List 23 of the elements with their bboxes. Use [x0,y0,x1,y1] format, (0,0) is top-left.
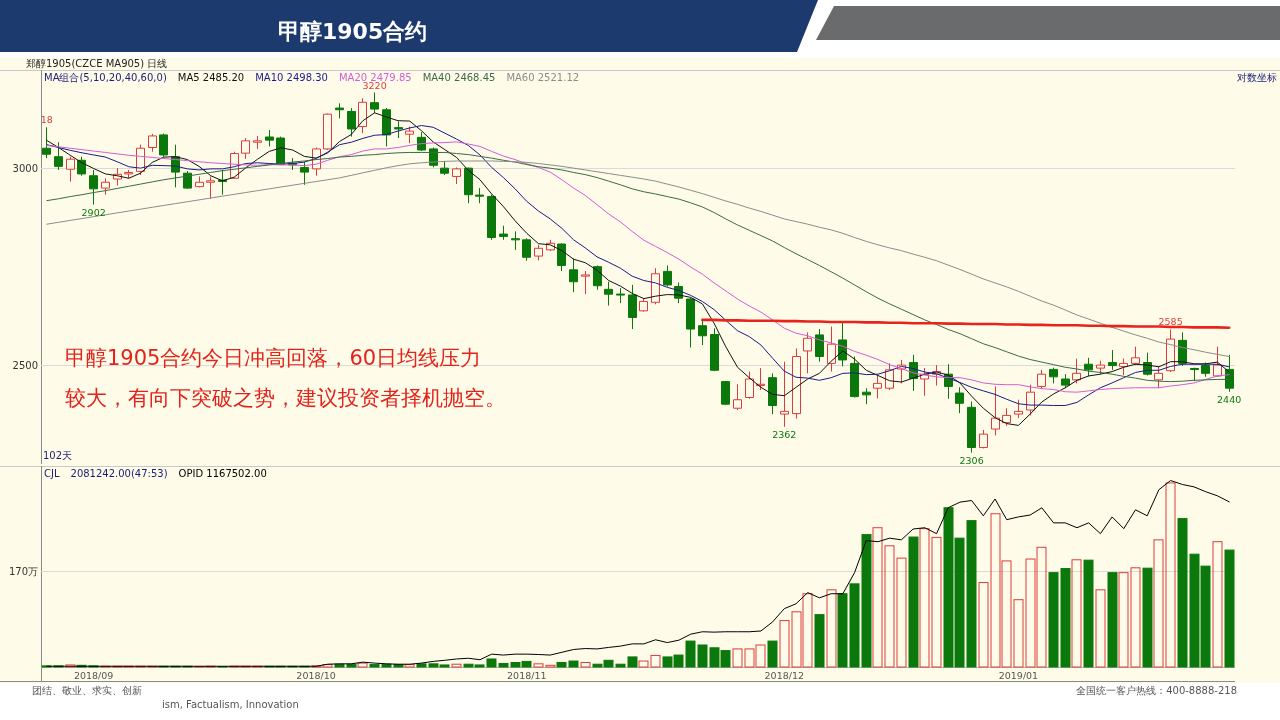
x-tick-label: 2018/09 [73,669,114,681]
y-tick-label: 2500 [12,360,38,371]
x-tick-label: 2018/12 [764,669,805,681]
note: 全国统一客户热线：400-8888-218 [1076,685,1237,696]
note: ism, Factualism, Innovation [162,699,299,710]
legend: CJL 2081242.00(47:53) OPID 1167502.00 [44,467,267,479]
note: 对数坐标 [1237,72,1277,83]
y-tick-label: 3000 [12,163,38,174]
x-tick-label: 2018/11 [507,669,547,681]
ref-line-label: 170万 [8,566,38,577]
note: 甲醇1905合约今日冲高回落，60日均线压力较大，有向下突破之势，建议投资者择机抛空。 [65,346,506,410]
point-label: 2362 [772,429,797,441]
x-tick-label: 2018/10 [296,669,336,681]
subtitle: 郑醇1905(CZCE MA905) 日线 [26,58,168,69]
note: 102天 [43,450,73,461]
point-label: 2585 [1158,316,1183,328]
title: 甲醇1905合约 [278,19,428,44]
note: 团结、敬业、求实、创新 [32,685,142,696]
point-label: 2902 [81,207,106,219]
x-tick-label: 2019/01 [998,669,1039,681]
point-label: 2440 [1217,394,1242,406]
point-label: 2306 [959,455,984,467]
point-label: 18 [40,114,53,126]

****

**Task instructions**
Return every line of the records above word for word, but leave out the pictures.

**Final result**
List 23 of the elements with their bboxes. Use [x0,y0,x1,y1] format, (0,0) is top-left.
x-tick-label: 2018/09 [73,669,114,681]
y-tick-label: 2500 [12,360,38,371]
x-tick-label: 2018/12 [764,669,805,681]
note: 全国统一客户热线：400-8888-218 [1076,685,1237,696]
note: ism, Factualism, Innovation [162,699,299,710]
legend: CJL 2081242.00(47:53) OPID 1167502.00 [44,467,267,479]
note: 对数坐标 [1237,72,1277,83]
y-tick-label: 3000 [12,163,38,174]
x-tick-label: 2018/11 [507,669,547,681]
ref-line-label: 170万 [8,566,38,577]
note: 甲醇1905合约今日冲高回落，60日均线压力较大，有向下突破之势，建议投资者择机抛空。 [65,346,506,410]
point-label: 2362 [772,429,797,441]
x-tick-label: 2018/10 [296,669,336,681]
subtitle: 郑醇1905(CZCE MA905) 日线 [26,58,168,69]
note: 102天 [43,450,73,461]
point-label: 2585 [1158,316,1183,328]
title: 甲醇1905合约 [278,19,428,44]
note: 团结、敬业、求实、创新 [32,685,142,696]
point-label: 2902 [81,207,106,219]
x-tick-label: 2019/01 [998,669,1039,681]
point-label: 2440 [1217,394,1242,406]
point-label: 2306 [959,455,984,467]
point-label: 18 [40,114,53,126]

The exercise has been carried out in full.